The exercise
Reproduce the listing below without changes, except that pictures are left out.

/---

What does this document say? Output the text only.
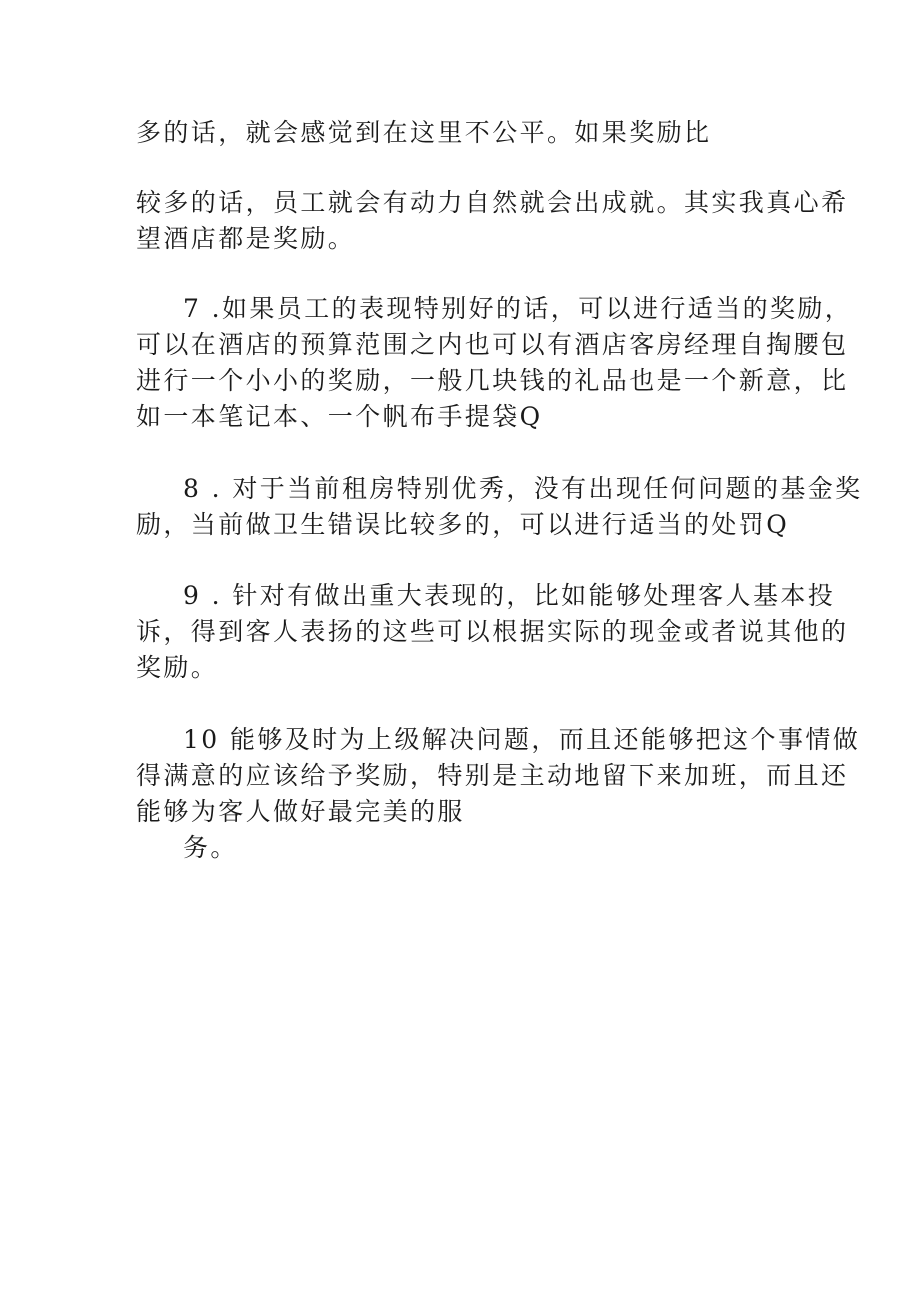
多的话，就会感觉到在这里不公平。如果奖励比
较多的话，员工就会有动力自然就会出成就。其实我真心希
望酒店都是奖励。
7 .如果员工的表现特别好的话，可以进行适当的奖励，
可以在酒店的预算范围之内也可以有酒店客房经理自掏腰包
进行一个小小的奖励，一般几块钱的礼品也是一个新意，比
如一本笔记本、一个帆布手提袋Q
8 . 对于当前租房特别优秀，没有出现任何问题的基金奖
励，当前做卫生错误比较多的，可以进行适当的处罚Q
9 . 针对有做出重大表现的，比如能够处理客人基本投
诉，得到客人表扬的这些可以根据实际的现金或者说其他的
奖励。
10 能够及时为上级解决问题，而且还能够把这个事情做
得满意的应该给予奖励，特别是主动地留下来加班，而且还
能够为客人做好最完美的服
务。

\---

The output
What does this document say? Output the text only.
多的话，就会感觉到在这里不公平。如果奖励比
较多的话，员工就会有动力自然就会出成就。其实我真心希
望酒店都是奖励。
7 .如果员工的表现特别好的话，可以进行适当的奖励，
可以在酒店的预算范围之内也可以有酒店客房经理自掏腰包
进行一个小小的奖励，一般几块钱的礼品也是一个新意，比
如一本笔记本、一个帆布手提袋Q
8 . 对于当前租房特别优秀，没有出现任何问题的基金奖
励，当前做卫生错误比较多的，可以进行适当的处罚Q
9 . 针对有做出重大表现的，比如能够处理客人基本投
诉，得到客人表扬的这些可以根据实际的现金或者说其他的
奖励。
10 能够及时为上级解决问题，而且还能够把这个事情做
得满意的应该给予奖励，特别是主动地留下来加班，而且还
能够为客人做好最完美的服
务。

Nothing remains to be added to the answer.